■ Instruction:
Show every line of the records below that contains the word "speed".

■ Supplied data:
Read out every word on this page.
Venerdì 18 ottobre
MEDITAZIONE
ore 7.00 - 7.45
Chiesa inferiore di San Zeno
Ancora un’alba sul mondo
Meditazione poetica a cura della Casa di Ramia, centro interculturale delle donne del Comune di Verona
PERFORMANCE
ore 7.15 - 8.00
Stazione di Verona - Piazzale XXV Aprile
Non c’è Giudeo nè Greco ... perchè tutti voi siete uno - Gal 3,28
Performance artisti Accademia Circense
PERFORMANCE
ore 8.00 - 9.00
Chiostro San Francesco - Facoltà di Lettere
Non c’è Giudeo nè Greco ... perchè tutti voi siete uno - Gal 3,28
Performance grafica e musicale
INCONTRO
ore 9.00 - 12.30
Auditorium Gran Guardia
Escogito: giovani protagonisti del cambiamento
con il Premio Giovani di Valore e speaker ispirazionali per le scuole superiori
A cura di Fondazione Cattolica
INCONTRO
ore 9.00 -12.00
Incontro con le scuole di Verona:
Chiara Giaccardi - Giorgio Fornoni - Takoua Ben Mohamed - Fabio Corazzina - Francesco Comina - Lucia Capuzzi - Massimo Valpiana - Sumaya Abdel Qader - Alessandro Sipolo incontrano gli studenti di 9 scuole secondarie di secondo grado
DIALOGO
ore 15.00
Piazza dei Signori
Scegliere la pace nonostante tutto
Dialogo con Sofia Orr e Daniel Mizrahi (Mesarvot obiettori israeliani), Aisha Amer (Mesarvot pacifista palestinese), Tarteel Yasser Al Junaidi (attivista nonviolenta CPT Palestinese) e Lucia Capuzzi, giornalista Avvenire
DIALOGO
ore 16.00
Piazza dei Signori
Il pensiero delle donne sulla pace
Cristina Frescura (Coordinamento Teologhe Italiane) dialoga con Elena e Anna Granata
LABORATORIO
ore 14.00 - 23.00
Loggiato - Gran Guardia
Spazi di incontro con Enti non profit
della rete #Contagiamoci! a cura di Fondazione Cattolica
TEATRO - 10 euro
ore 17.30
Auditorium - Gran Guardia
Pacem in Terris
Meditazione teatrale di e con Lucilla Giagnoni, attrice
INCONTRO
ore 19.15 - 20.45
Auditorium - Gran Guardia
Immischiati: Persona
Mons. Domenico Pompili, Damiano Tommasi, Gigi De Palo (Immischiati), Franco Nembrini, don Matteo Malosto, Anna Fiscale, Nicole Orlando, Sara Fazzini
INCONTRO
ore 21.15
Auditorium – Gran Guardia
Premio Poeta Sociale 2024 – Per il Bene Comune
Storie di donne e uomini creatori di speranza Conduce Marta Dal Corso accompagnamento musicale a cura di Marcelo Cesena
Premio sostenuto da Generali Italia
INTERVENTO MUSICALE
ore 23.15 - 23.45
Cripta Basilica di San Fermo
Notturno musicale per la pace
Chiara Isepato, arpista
...
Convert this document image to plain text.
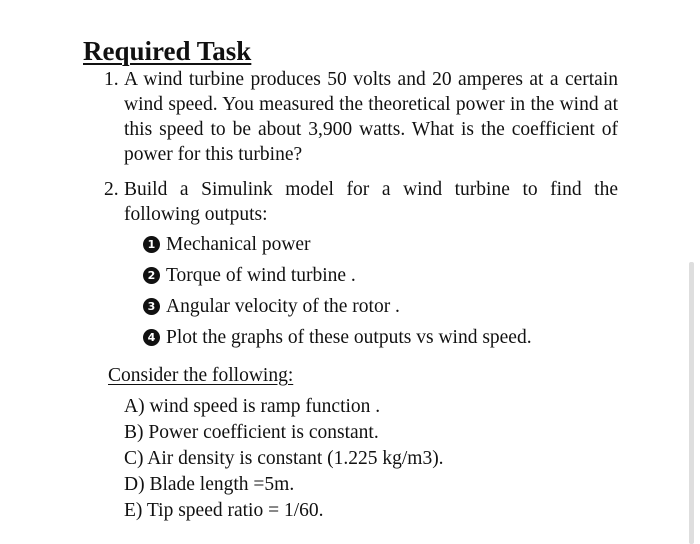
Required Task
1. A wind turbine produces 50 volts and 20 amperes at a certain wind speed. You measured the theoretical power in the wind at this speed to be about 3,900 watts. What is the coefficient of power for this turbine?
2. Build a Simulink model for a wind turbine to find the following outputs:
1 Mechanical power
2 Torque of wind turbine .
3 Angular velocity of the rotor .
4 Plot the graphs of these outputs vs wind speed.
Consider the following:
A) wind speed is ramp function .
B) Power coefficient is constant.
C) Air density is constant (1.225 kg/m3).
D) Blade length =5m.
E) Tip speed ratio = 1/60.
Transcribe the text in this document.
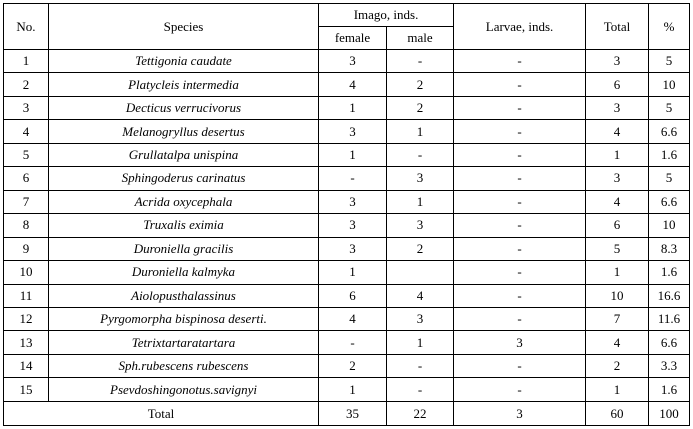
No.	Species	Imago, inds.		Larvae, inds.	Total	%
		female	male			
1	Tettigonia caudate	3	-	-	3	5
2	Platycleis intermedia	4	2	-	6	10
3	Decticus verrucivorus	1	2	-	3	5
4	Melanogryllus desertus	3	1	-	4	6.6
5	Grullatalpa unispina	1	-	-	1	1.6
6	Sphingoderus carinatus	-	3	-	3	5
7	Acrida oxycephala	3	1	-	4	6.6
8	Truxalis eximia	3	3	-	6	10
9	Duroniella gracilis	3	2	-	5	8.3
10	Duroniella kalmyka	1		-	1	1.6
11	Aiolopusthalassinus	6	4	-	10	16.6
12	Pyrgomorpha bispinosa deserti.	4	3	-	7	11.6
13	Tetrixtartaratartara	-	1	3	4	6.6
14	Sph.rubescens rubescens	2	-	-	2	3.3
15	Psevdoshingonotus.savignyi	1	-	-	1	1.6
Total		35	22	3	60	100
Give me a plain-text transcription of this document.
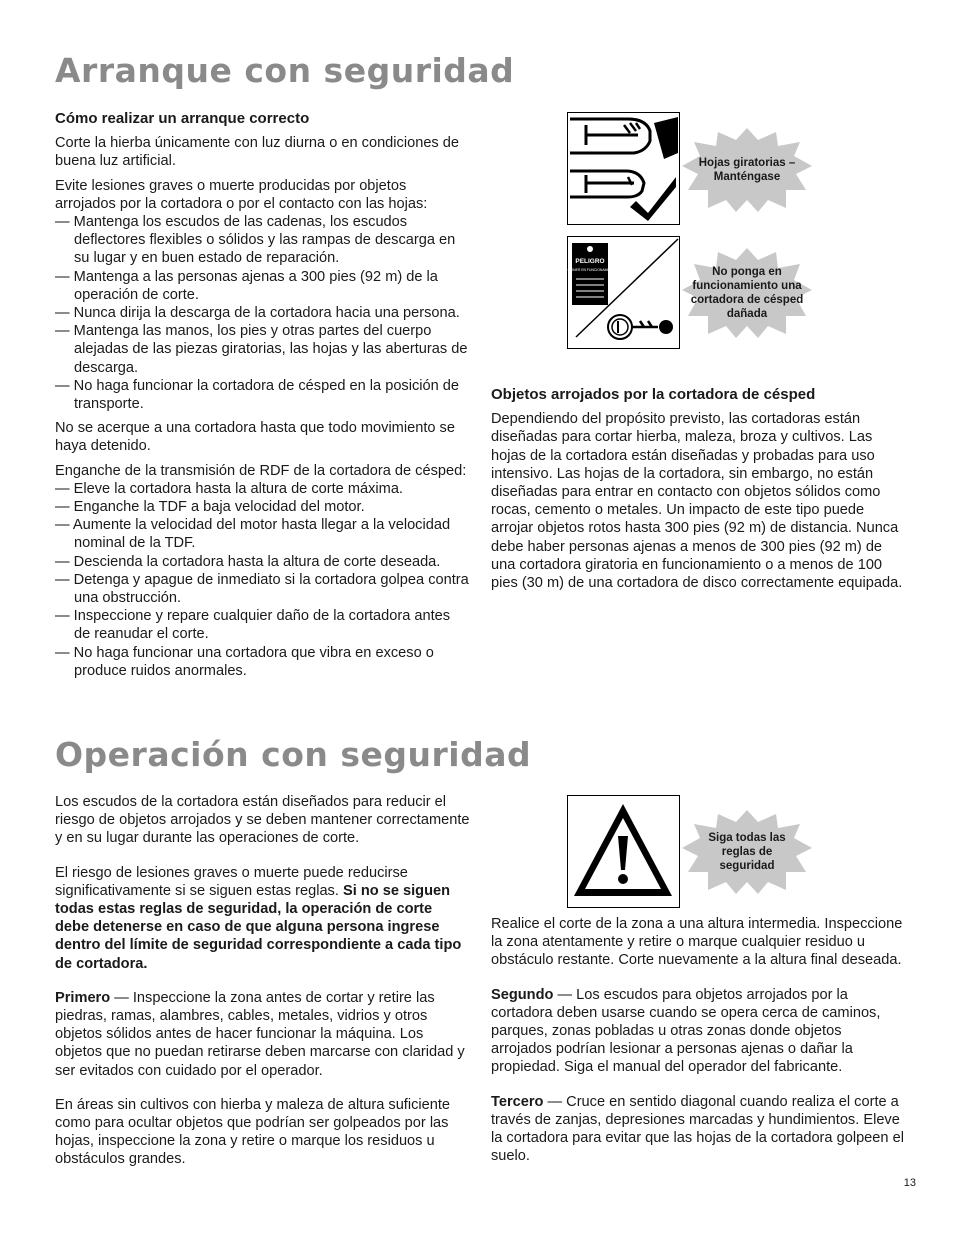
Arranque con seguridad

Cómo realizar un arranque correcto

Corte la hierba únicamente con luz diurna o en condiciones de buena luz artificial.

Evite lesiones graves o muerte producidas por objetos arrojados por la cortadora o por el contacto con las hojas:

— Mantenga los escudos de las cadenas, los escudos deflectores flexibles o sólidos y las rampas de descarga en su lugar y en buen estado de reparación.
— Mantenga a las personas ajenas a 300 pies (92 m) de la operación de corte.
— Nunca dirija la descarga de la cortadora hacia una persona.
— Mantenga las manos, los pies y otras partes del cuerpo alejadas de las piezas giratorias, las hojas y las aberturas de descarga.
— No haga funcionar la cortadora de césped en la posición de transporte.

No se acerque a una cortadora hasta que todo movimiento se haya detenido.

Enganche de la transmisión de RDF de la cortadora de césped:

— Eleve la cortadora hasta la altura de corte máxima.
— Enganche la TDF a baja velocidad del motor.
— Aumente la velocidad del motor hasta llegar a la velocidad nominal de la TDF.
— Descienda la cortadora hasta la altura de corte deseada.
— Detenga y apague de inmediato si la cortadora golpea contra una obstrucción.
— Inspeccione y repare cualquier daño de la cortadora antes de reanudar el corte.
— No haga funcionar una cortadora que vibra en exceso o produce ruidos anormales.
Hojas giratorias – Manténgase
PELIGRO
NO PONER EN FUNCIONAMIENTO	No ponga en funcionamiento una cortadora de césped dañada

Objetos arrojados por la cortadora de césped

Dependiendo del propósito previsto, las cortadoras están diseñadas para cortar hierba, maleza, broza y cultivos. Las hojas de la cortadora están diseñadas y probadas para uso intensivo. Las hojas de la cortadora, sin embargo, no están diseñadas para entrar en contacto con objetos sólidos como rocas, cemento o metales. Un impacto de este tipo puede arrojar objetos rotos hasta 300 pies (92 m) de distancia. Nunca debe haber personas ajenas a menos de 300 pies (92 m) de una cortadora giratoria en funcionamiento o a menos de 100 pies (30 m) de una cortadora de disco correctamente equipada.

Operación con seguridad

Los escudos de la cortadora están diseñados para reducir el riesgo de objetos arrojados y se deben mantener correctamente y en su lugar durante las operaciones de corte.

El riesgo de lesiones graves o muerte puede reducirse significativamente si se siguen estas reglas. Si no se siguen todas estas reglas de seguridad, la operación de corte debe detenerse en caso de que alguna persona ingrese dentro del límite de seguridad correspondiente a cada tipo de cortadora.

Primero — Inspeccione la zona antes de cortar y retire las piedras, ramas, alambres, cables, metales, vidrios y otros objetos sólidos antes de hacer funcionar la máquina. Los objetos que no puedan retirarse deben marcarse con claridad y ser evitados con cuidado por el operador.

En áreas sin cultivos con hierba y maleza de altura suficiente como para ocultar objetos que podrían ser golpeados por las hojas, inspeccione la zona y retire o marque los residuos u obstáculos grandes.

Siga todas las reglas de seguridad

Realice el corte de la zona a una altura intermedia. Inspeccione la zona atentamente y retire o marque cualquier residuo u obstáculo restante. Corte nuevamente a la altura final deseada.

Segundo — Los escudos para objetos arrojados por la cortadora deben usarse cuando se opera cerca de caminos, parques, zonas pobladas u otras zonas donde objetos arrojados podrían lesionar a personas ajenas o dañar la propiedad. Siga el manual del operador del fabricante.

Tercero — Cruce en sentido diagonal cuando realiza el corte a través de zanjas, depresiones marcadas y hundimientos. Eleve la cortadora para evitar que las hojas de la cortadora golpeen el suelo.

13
* * *
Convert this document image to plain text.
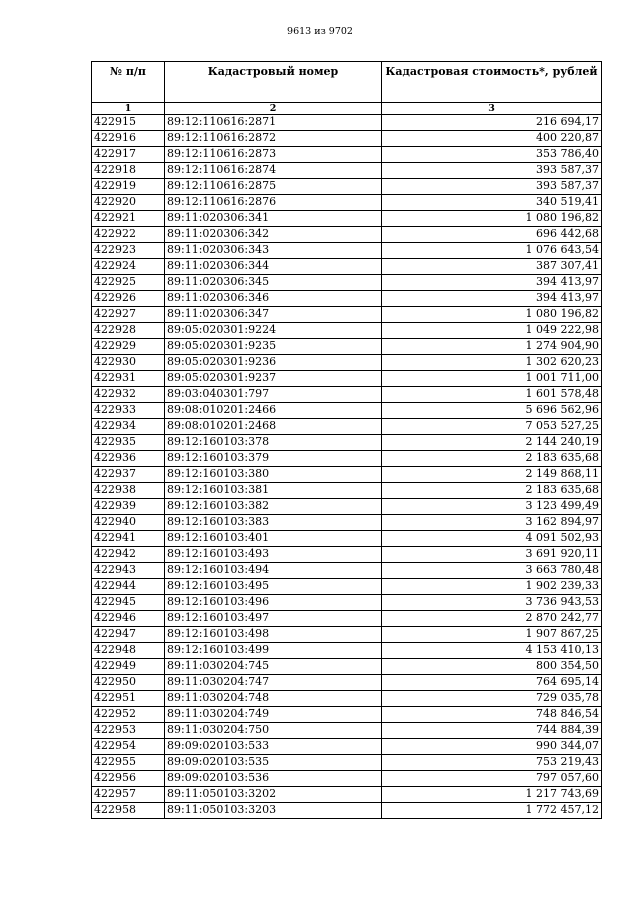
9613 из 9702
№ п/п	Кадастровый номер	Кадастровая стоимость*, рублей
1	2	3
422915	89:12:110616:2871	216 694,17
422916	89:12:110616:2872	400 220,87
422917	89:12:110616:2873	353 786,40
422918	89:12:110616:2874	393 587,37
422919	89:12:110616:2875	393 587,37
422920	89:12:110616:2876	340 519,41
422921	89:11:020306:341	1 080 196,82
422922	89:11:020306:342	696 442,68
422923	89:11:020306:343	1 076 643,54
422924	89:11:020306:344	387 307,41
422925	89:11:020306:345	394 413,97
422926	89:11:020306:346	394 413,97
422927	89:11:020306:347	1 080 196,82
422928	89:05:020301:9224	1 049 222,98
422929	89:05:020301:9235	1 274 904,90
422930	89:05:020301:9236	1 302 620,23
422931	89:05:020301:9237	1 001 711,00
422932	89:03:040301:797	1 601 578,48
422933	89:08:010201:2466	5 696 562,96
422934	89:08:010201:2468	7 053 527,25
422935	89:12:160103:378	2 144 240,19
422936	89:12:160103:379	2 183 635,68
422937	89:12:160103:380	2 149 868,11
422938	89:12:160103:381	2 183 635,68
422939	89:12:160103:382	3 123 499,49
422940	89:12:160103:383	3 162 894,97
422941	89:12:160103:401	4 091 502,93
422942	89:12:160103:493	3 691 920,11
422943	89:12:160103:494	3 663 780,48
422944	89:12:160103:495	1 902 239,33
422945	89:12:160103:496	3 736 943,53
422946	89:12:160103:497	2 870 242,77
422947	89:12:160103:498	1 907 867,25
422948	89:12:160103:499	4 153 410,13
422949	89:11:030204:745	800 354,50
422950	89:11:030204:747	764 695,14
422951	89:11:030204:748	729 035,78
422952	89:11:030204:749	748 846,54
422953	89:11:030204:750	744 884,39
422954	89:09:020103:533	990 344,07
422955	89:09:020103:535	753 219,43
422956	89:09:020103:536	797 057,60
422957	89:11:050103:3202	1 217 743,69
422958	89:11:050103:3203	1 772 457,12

■ Task answer:
1. A wind turbine produces 50 volts and 20 amperes at a certain wind speed. You measured the theoretical power in the wind at this speed to be about 3,900 watts. What is the coefficient of power for this turbine?
4 Plot the graphs of these outputs vs wind speed.
A) wind speed is ramp function .
E) Tip speed ratio = 1/60.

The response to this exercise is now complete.